◆ **Brief**: Tally up how many lines in the listing below contain the string "유한소수로", and give only the total.
________________________
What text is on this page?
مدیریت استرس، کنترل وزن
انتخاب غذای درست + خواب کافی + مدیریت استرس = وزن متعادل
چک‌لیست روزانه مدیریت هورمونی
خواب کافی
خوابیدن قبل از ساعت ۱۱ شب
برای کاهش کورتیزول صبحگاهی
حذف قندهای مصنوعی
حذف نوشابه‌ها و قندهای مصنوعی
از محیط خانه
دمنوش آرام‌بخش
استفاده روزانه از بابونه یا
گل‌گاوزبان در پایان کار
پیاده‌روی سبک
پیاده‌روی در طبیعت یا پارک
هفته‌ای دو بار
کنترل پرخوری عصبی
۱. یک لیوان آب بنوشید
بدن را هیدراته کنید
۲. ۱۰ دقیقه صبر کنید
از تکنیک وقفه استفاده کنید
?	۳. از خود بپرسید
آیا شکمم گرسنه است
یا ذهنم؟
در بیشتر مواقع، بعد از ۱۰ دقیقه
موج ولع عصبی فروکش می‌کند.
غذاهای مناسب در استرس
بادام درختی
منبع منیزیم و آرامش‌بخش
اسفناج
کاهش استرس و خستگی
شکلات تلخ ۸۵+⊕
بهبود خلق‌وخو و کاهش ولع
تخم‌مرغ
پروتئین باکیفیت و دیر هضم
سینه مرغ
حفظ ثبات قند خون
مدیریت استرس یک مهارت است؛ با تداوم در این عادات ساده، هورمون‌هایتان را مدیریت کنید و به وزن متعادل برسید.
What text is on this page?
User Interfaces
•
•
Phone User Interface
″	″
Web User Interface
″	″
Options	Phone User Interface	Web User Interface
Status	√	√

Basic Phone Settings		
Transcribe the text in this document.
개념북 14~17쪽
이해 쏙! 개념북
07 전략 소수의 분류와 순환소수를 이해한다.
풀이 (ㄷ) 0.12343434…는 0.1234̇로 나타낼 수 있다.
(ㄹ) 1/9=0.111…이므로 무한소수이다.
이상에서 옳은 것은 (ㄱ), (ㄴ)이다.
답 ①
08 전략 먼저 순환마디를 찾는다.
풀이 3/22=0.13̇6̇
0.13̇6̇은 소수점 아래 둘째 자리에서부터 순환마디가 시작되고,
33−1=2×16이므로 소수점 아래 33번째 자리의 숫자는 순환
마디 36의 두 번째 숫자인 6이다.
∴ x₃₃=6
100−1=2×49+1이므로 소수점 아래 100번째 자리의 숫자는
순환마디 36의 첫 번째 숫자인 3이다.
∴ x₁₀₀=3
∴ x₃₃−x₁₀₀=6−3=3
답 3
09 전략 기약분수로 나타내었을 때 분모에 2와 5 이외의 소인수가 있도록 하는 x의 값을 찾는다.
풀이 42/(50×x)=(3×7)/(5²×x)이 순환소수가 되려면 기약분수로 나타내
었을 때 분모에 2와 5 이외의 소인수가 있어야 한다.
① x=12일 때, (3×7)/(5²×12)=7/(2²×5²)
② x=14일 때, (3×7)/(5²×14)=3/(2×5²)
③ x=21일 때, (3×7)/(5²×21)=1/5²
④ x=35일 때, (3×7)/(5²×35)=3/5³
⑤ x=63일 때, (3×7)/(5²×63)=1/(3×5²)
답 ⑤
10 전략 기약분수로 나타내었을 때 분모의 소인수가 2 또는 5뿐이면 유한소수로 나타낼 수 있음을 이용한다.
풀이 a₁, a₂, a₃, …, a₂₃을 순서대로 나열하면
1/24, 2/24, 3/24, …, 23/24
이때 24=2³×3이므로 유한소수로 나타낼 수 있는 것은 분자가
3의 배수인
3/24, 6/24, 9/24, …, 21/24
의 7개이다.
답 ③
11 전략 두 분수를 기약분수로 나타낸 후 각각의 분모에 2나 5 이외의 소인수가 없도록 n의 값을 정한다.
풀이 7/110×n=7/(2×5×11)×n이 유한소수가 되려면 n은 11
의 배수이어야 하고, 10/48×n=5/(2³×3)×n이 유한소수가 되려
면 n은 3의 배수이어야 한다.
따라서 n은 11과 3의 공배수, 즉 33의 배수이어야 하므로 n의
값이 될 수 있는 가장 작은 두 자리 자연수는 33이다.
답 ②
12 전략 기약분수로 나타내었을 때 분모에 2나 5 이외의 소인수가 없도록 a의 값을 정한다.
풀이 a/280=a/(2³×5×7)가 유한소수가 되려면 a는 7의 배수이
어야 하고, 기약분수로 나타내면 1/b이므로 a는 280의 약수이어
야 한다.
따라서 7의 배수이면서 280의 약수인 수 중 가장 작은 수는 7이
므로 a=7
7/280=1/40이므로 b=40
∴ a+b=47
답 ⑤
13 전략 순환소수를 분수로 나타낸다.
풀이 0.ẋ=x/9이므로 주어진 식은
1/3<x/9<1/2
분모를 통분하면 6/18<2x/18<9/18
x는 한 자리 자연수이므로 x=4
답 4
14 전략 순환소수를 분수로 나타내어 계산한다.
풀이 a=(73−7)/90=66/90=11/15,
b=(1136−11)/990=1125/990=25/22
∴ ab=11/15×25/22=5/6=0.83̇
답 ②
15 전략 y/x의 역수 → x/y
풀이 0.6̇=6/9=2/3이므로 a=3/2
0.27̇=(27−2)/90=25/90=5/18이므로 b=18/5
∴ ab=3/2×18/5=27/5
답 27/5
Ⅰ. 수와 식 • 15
________________________
◆ **Task solution**: 2